** Begin Data for this task **

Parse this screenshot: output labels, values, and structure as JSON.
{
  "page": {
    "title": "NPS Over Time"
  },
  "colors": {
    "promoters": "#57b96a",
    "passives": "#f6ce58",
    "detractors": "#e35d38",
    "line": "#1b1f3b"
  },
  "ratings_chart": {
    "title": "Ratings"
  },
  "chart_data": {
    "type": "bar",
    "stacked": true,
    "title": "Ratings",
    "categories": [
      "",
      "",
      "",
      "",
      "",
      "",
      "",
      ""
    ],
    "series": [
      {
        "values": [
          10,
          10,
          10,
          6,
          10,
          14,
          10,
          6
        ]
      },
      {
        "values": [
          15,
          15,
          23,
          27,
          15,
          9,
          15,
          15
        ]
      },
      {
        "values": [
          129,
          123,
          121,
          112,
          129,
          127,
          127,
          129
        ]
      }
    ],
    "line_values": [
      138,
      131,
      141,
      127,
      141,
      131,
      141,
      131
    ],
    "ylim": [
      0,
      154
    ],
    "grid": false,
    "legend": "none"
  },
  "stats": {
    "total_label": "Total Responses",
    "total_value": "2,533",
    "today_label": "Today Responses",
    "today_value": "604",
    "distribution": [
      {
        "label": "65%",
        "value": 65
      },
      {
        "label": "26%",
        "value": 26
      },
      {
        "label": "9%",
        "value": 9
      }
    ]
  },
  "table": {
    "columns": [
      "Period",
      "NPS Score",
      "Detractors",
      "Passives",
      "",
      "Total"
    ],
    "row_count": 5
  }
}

** End Data for this task **

__Goal of the exercise__
Reproduce every line from the entries that holds the word "Responses".

__Problem solution__
    "total_label": "Total Responses",
    "today_label": "Today Responses",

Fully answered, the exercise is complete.